EXTRACTED INFORMATION:
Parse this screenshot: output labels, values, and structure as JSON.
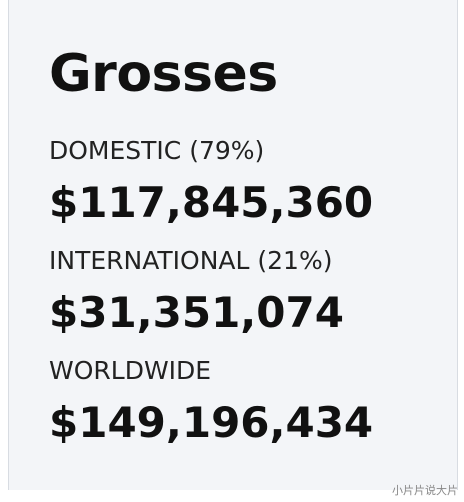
{
  "header": {
    "title": "Grosses"
  },
  "rows": [
    {
      "label": "DOMESTIC (79%)",
      "amount": "$117,845,360"
    },
    {
      "label": "INTERNATIONAL (21%)",
      "amount": "$31,351,074"
    },
    {
      "label": "WORLDWIDE",
      "amount": "$149,196,434"
    }
  ],
  "watermark": "小片片说大片"
}
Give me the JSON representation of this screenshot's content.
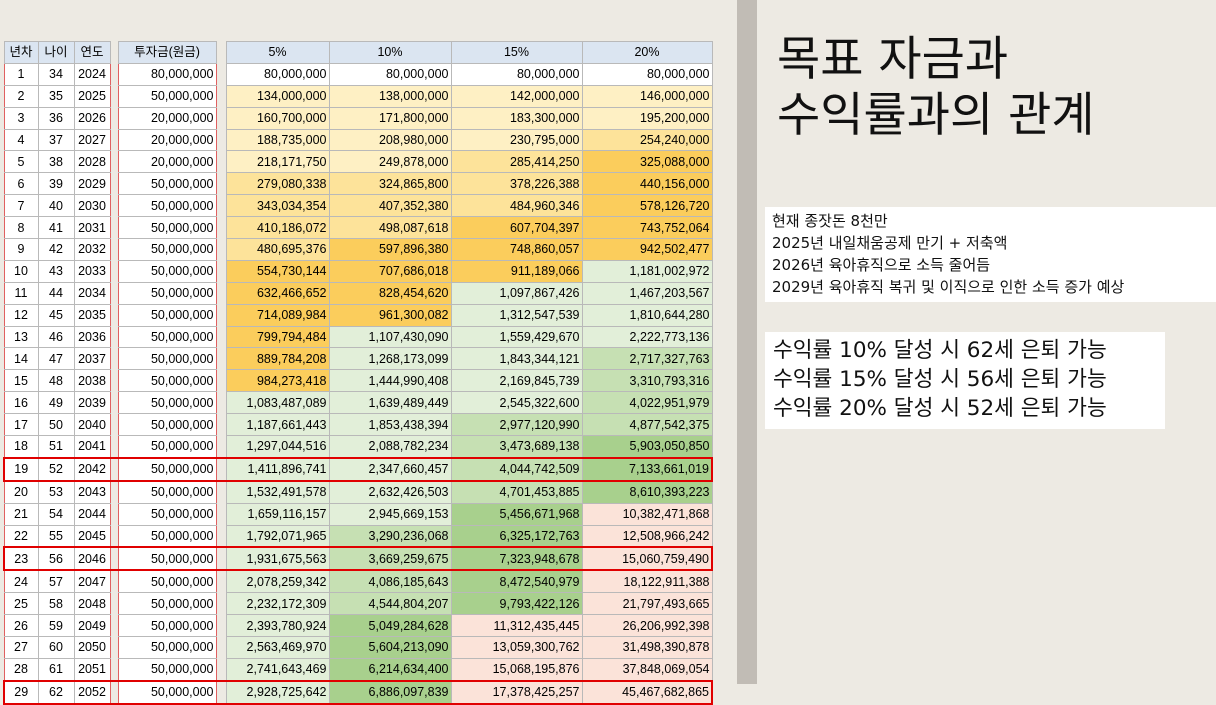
{
  "table": {
    "headers": [
      "년차",
      "나이",
      "연도",
      "투자금(원금)",
      "5%",
      "10%",
      "15%",
      "20%"
    ],
    "highlight_rows": [
      19,
      23,
      29
    ],
    "colors": {
      "white": "#ffffff",
      "yellow_light": "#fef0c4",
      "yellow_mid": "#fde39a",
      "yellow_dark": "#fbcd5c",
      "green_light": "#e2efd9",
      "green_mid": "#c6e0b3",
      "green_dark": "#a8d08d",
      "pink": "#fbe3d9",
      "header": "#dbe5f1",
      "highlight_border": "#e00000"
    },
    "rows": [
      {
        "n": "1",
        "age": "34",
        "year": "2024",
        "inv": "80,000,000",
        "r5": "80,000,000",
        "r10": "80,000,000",
        "r15": "80,000,000",
        "r20": "80,000,000",
        "c": [
          "white",
          "white",
          "white",
          "white"
        ]
      },
      {
        "n": "2",
        "age": "35",
        "year": "2025",
        "inv": "50,000,000",
        "r5": "134,000,000",
        "r10": "138,000,000",
        "r15": "142,000,000",
        "r20": "146,000,000",
        "c": [
          "yellow_light",
          "yellow_light",
          "yellow_light",
          "yellow_light"
        ]
      },
      {
        "n": "3",
        "age": "36",
        "year": "2026",
        "inv": "20,000,000",
        "r5": "160,700,000",
        "r10": "171,800,000",
        "r15": "183,300,000",
        "r20": "195,200,000",
        "c": [
          "yellow_light",
          "yellow_light",
          "yellow_light",
          "yellow_light"
        ]
      },
      {
        "n": "4",
        "age": "37",
        "year": "2027",
        "inv": "20,000,000",
        "r5": "188,735,000",
        "r10": "208,980,000",
        "r15": "230,795,000",
        "r20": "254,240,000",
        "c": [
          "yellow_light",
          "yellow_light",
          "yellow_light",
          "yellow_mid"
        ]
      },
      {
        "n": "5",
        "age": "38",
        "year": "2028",
        "inv": "20,000,000",
        "r5": "218,171,750",
        "r10": "249,878,000",
        "r15": "285,414,250",
        "r20": "325,088,000",
        "c": [
          "yellow_light",
          "yellow_light",
          "yellow_mid",
          "yellow_dark"
        ]
      },
      {
        "n": "6",
        "age": "39",
        "year": "2029",
        "inv": "50,000,000",
        "r5": "279,080,338",
        "r10": "324,865,800",
        "r15": "378,226,388",
        "r20": "440,156,000",
        "c": [
          "yellow_mid",
          "yellow_mid",
          "yellow_mid",
          "yellow_dark"
        ]
      },
      {
        "n": "7",
        "age": "40",
        "year": "2030",
        "inv": "50,000,000",
        "r5": "343,034,354",
        "r10": "407,352,380",
        "r15": "484,960,346",
        "r20": "578,126,720",
        "c": [
          "yellow_mid",
          "yellow_mid",
          "yellow_mid",
          "yellow_dark"
        ]
      },
      {
        "n": "8",
        "age": "41",
        "year": "2031",
        "inv": "50,000,000",
        "r5": "410,186,072",
        "r10": "498,087,618",
        "r15": "607,704,397",
        "r20": "743,752,064",
        "c": [
          "yellow_mid",
          "yellow_mid",
          "yellow_dark",
          "yellow_dark"
        ]
      },
      {
        "n": "9",
        "age": "42",
        "year": "2032",
        "inv": "50,000,000",
        "r5": "480,695,376",
        "r10": "597,896,380",
        "r15": "748,860,057",
        "r20": "942,502,477",
        "c": [
          "yellow_mid",
          "yellow_dark",
          "yellow_dark",
          "yellow_dark"
        ]
      },
      {
        "n": "10",
        "age": "43",
        "year": "2033",
        "inv": "50,000,000",
        "r5": "554,730,144",
        "r10": "707,686,018",
        "r15": "911,189,066",
        "r20": "1,181,002,972",
        "c": [
          "yellow_dark",
          "yellow_dark",
          "yellow_dark",
          "green_light"
        ]
      },
      {
        "n": "11",
        "age": "44",
        "year": "2034",
        "inv": "50,000,000",
        "r5": "632,466,652",
        "r10": "828,454,620",
        "r15": "1,097,867,426",
        "r20": "1,467,203,567",
        "c": [
          "yellow_dark",
          "yellow_dark",
          "green_light",
          "green_light"
        ]
      },
      {
        "n": "12",
        "age": "45",
        "year": "2035",
        "inv": "50,000,000",
        "r5": "714,089,984",
        "r10": "961,300,082",
        "r15": "1,312,547,539",
        "r20": "1,810,644,280",
        "c": [
          "yellow_dark",
          "yellow_dark",
          "green_light",
          "green_light"
        ]
      },
      {
        "n": "13",
        "age": "46",
        "year": "2036",
        "inv": "50,000,000",
        "r5": "799,794,484",
        "r10": "1,107,430,090",
        "r15": "1,559,429,670",
        "r20": "2,222,773,136",
        "c": [
          "yellow_dark",
          "green_light",
          "green_light",
          "green_light"
        ]
      },
      {
        "n": "14",
        "age": "47",
        "year": "2037",
        "inv": "50,000,000",
        "r5": "889,784,208",
        "r10": "1,268,173,099",
        "r15": "1,843,344,121",
        "r20": "2,717,327,763",
        "c": [
          "yellow_dark",
          "green_light",
          "green_light",
          "green_mid"
        ]
      },
      {
        "n": "15",
        "age": "48",
        "year": "2038",
        "inv": "50,000,000",
        "r5": "984,273,418",
        "r10": "1,444,990,408",
        "r15": "2,169,845,739",
        "r20": "3,310,793,316",
        "c": [
          "yellow_dark",
          "green_light",
          "green_light",
          "green_mid"
        ]
      },
      {
        "n": "16",
        "age": "49",
        "year": "2039",
        "inv": "50,000,000",
        "r5": "1,083,487,089",
        "r10": "1,639,489,449",
        "r15": "2,545,322,600",
        "r20": "4,022,951,979",
        "c": [
          "green_light",
          "green_light",
          "green_light",
          "green_mid"
        ]
      },
      {
        "n": "17",
        "age": "50",
        "year": "2040",
        "inv": "50,000,000",
        "r5": "1,187,661,443",
        "r10": "1,853,438,394",
        "r15": "2,977,120,990",
        "r20": "4,877,542,375",
        "c": [
          "green_light",
          "green_light",
          "green_mid",
          "green_mid"
        ]
      },
      {
        "n": "18",
        "age": "51",
        "year": "2041",
        "inv": "50,000,000",
        "r5": "1,297,044,516",
        "r10": "2,088,782,234",
        "r15": "3,473,689,138",
        "r20": "5,903,050,850",
        "c": [
          "green_light",
          "green_light",
          "green_mid",
          "green_dark"
        ]
      },
      {
        "n": "19",
        "age": "52",
        "year": "2042",
        "inv": "50,000,000",
        "r5": "1,411,896,741",
        "r10": "2,347,660,457",
        "r15": "4,044,742,509",
        "r20": "7,133,661,019",
        "c": [
          "green_light",
          "green_light",
          "green_mid",
          "green_dark"
        ]
      },
      {
        "n": "20",
        "age": "53",
        "year": "2043",
        "inv": "50,000,000",
        "r5": "1,532,491,578",
        "r10": "2,632,426,503",
        "r15": "4,701,453,885",
        "r20": "8,610,393,223",
        "c": [
          "green_light",
          "green_light",
          "green_mid",
          "green_dark"
        ]
      },
      {
        "n": "21",
        "age": "54",
        "year": "2044",
        "inv": "50,000,000",
        "r5": "1,659,116,157",
        "r10": "2,945,669,153",
        "r15": "5,456,671,968",
        "r20": "10,382,471,868",
        "c": [
          "green_light",
          "green_light",
          "green_dark",
          "pink"
        ]
      },
      {
        "n": "22",
        "age": "55",
        "year": "2045",
        "inv": "50,000,000",
        "r5": "1,792,071,965",
        "r10": "3,290,236,068",
        "r15": "6,325,172,763",
        "r20": "12,508,966,242",
        "c": [
          "green_light",
          "green_mid",
          "green_dark",
          "pink"
        ]
      },
      {
        "n": "23",
        "age": "56",
        "year": "2046",
        "inv": "50,000,000",
        "r5": "1,931,675,563",
        "r10": "3,669,259,675",
        "r15": "7,323,948,678",
        "r20": "15,060,759,490",
        "c": [
          "green_light",
          "green_mid",
          "green_dark",
          "pink"
        ]
      },
      {
        "n": "24",
        "age": "57",
        "year": "2047",
        "inv": "50,000,000",
        "r5": "2,078,259,342",
        "r10": "4,086,185,643",
        "r15": "8,472,540,979",
        "r20": "18,122,911,388",
        "c": [
          "green_light",
          "green_mid",
          "green_dark",
          "pink"
        ]
      },
      {
        "n": "25",
        "age": "58",
        "year": "2048",
        "inv": "50,000,000",
        "r5": "2,232,172,309",
        "r10": "4,544,804,207",
        "r15": "9,793,422,126",
        "r20": "21,797,493,665",
        "c": [
          "green_light",
          "green_mid",
          "green_dark",
          "pink"
        ]
      },
      {
        "n": "26",
        "age": "59",
        "year": "2049",
        "inv": "50,000,000",
        "r5": "2,393,780,924",
        "r10": "5,049,284,628",
        "r15": "11,312,435,445",
        "r20": "26,206,992,398",
        "c": [
          "green_light",
          "green_dark",
          "pink",
          "pink"
        ]
      },
      {
        "n": "27",
        "age": "60",
        "year": "2050",
        "inv": "50,000,000",
        "r5": "2,563,469,970",
        "r10": "5,604,213,090",
        "r15": "13,059,300,762",
        "r20": "31,498,390,878",
        "c": [
          "green_light",
          "green_dark",
          "pink",
          "pink"
        ]
      },
      {
        "n": "28",
        "age": "61",
        "year": "2051",
        "inv": "50,000,000",
        "r5": "2,741,643,469",
        "r10": "6,214,634,400",
        "r15": "15,068,195,876",
        "r20": "37,848,069,054",
        "c": [
          "green_light",
          "green_dark",
          "pink",
          "pink"
        ]
      },
      {
        "n": "29",
        "age": "62",
        "year": "2052",
        "inv": "50,000,000",
        "r5": "2,928,725,642",
        "r10": "6,886,097,839",
        "r15": "17,378,425,257",
        "r20": "45,467,682,865",
        "c": [
          "green_light",
          "green_dark",
          "pink",
          "pink"
        ]
      }
    ]
  },
  "title": {
    "line1": "목표 자금과",
    "line2": "수익률과의 관계"
  },
  "notes": [
    "현재 종잣돈 8천만",
    "2025년 내일채움공제 만기 + 저축액",
    "2026년 육아휴직으로 소득 줄어듬",
    "2029년 육아휴직 복귀 및 이직으로 인한 소득 증가 예상"
  ],
  "goals": [
    "수익률 10% 달성 시 62세 은퇴 가능",
    "수익률 15% 달성 시 56세 은퇴 가능",
    "수익률 20% 달성 시 52세 은퇴 가능"
  ]
}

SHORT PROBLEM:
Copy each line above that contains the string "JSON".

RESULT:
Parse this screenshot: output labels, values, and structure as JSON.
Give me the JSON representation of this screenshot's content.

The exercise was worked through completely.